Problem requirements:
Every line below that mentions the word "this" should be copied out.

Data provided:
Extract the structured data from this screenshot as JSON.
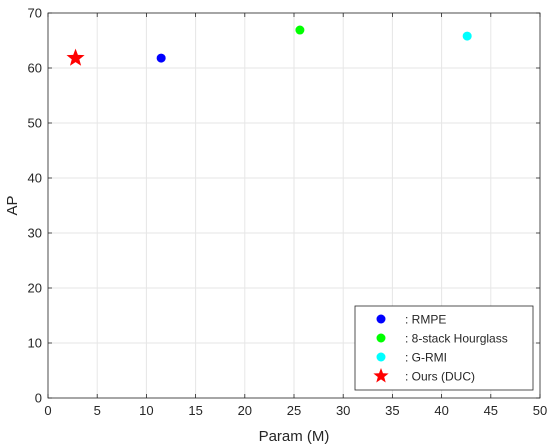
{
  "chart_data": {
    "type": "scatter",
    "title": "",
    "xlabel": "Param (M)",
    "ylabel": "AP",
    "xlim": [
      0,
      50
    ],
    "ylim": [
      0,
      70
    ],
    "x_ticks": [
      0,
      5,
      10,
      15,
      20,
      25,
      30,
      35,
      40,
      45,
      50
    ],
    "y_ticks": [
      0,
      10,
      20,
      30,
      40,
      50,
      60,
      70
    ],
    "grid": true,
    "legend_position": "bottom-right",
    "series": [
      {
        "name": ": RMPE",
        "marker": "circle",
        "color": "#0000ff",
        "points": [
          {
            "x": 11.5,
            "y": 61.8
          }
        ]
      },
      {
        "name": ": 8-stack Hourglass",
        "marker": "circle",
        "color": "#00ff00",
        "points": [
          {
            "x": 25.6,
            "y": 66.9
          }
        ]
      },
      {
        "name": ": G-RMI",
        "marker": "circle",
        "color": "#00ffff",
        "points": [
          {
            "x": 42.6,
            "y": 65.8
          }
        ]
      },
      {
        "name": ": Ours (DUC)",
        "marker": "star",
        "color": "#ff0000",
        "points": [
          {
            "x": 2.8,
            "y": 61.8
          }
        ]
      }
    ]
  }
}
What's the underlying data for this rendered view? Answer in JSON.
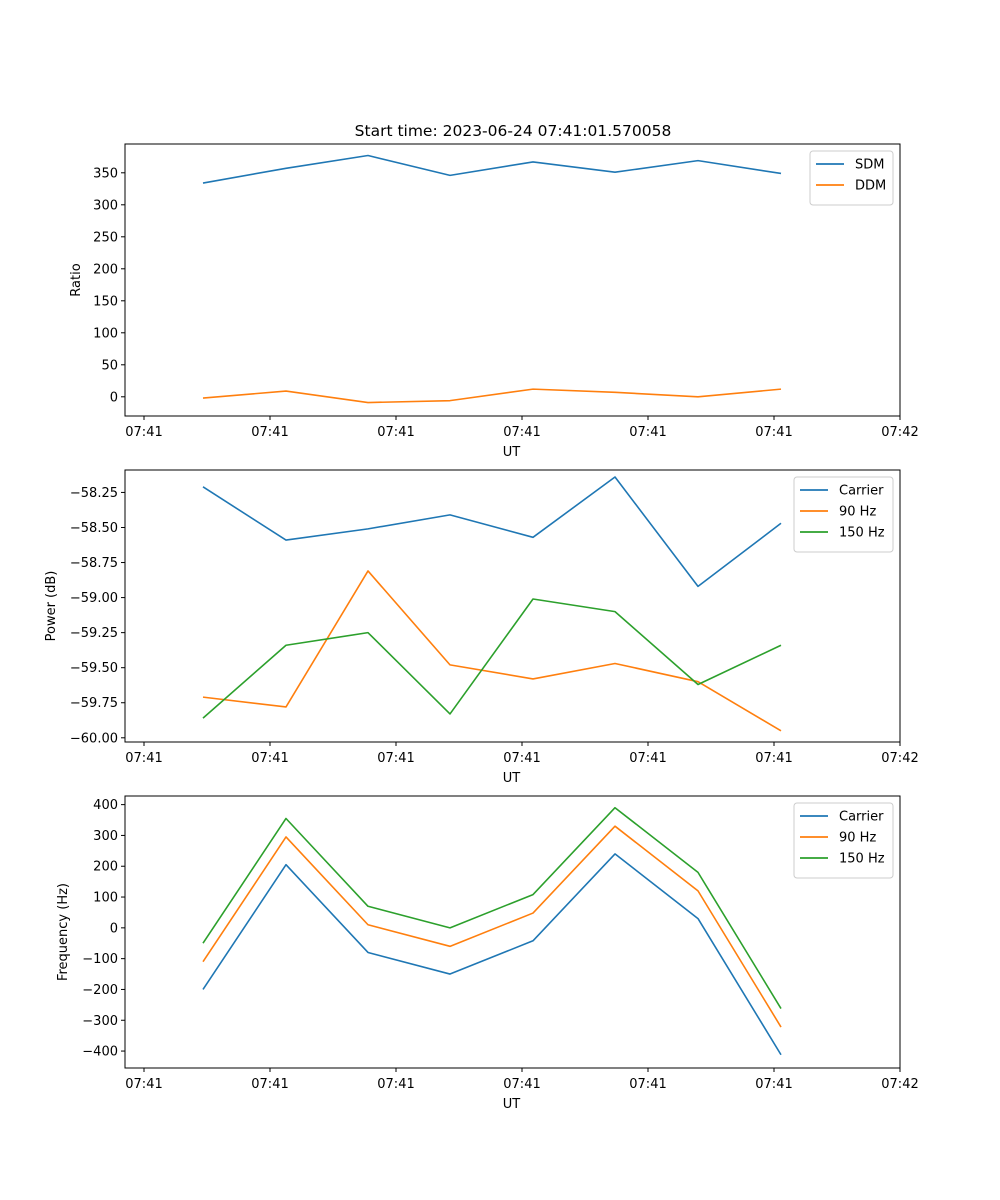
{
  "figure": {
    "title": "Start time: 2023-06-24 07:41:01.570058"
  },
  "chart_data": [
    {
      "type": "line",
      "title": "Start time: 2023-06-24 07:41:01.570058",
      "xlabel": "UT",
      "ylabel": "Ratio",
      "x_tick_labels": [
        "07:41",
        "07:41",
        "07:41",
        "07:41",
        "07:41",
        "07:41",
        "07:42"
      ],
      "ylim": [
        -30,
        395
      ],
      "yticks": [
        0,
        50,
        100,
        150,
        200,
        250,
        300,
        350
      ],
      "ytick_labels": [
        "0",
        "50",
        "100",
        "150",
        "200",
        "250",
        "300",
        "350"
      ],
      "legend_position": "top-right",
      "series": [
        {
          "name": "SDM",
          "color": "#1f77b4",
          "values": [
            334,
            357,
            377,
            346,
            367,
            351,
            369,
            349
          ]
        },
        {
          "name": "DDM",
          "color": "#ff7f0e",
          "values": [
            -2,
            9,
            -9,
            -6,
            12,
            7,
            0,
            12
          ]
        }
      ]
    },
    {
      "type": "line",
      "title": "",
      "xlabel": "UT",
      "ylabel": "Power (dB)",
      "x_tick_labels": [
        "07:41",
        "07:41",
        "07:41",
        "07:41",
        "07:41",
        "07:41",
        "07:42"
      ],
      "ylim": [
        -60.03,
        -58.09
      ],
      "yticks": [
        -60.0,
        -59.75,
        -59.5,
        -59.25,
        -59.0,
        -58.75,
        -58.5,
        -58.25
      ],
      "ytick_labels": [
        "−60.00",
        "−59.75",
        "−59.50",
        "−59.25",
        "−59.00",
        "−58.75",
        "−58.50",
        "−58.25"
      ],
      "legend_position": "top-right",
      "series": [
        {
          "name": "Carrier",
          "color": "#1f77b4",
          "values": [
            -58.21,
            -58.59,
            -58.51,
            -58.41,
            -58.57,
            -58.14,
            -58.92,
            -58.47
          ]
        },
        {
          "name": "90 Hz",
          "color": "#ff7f0e",
          "values": [
            -59.71,
            -59.78,
            -58.81,
            -59.48,
            -59.58,
            -59.47,
            -59.6,
            -59.95
          ]
        },
        {
          "name": "150 Hz",
          "color": "#2ca02c",
          "values": [
            -59.86,
            -59.34,
            -59.25,
            -59.83,
            -59.01,
            -59.1,
            -59.62,
            -59.34
          ]
        }
      ]
    },
    {
      "type": "line",
      "title": "",
      "xlabel": "UT",
      "ylabel": "Frequency (Hz)",
      "x_tick_labels": [
        "07:41",
        "07:41",
        "07:41",
        "07:41",
        "07:41",
        "07:41",
        "07:42"
      ],
      "ylim": [
        -455,
        428
      ],
      "yticks": [
        -400,
        -300,
        -200,
        -100,
        0,
        100,
        200,
        300,
        400
      ],
      "ytick_labels": [
        "−400",
        "−300",
        "−200",
        "−100",
        "0",
        "100",
        "200",
        "300",
        "400"
      ],
      "legend_position": "top-right",
      "series": [
        {
          "name": "Carrier",
          "color": "#1f77b4",
          "values": [
            -200,
            205,
            -80,
            -150,
            -42,
            240,
            30,
            -412
          ]
        },
        {
          "name": "90 Hz",
          "color": "#ff7f0e",
          "values": [
            -110,
            295,
            10,
            -60,
            48,
            330,
            120,
            -322
          ]
        },
        {
          "name": "150 Hz",
          "color": "#2ca02c",
          "values": [
            -50,
            355,
            70,
            0,
            108,
            390,
            180,
            -262
          ]
        }
      ]
    }
  ]
}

Result of the task:
Extract the structured data from this screenshot as JSON.
What's the underlying data for this rendered view? Answer in JSON.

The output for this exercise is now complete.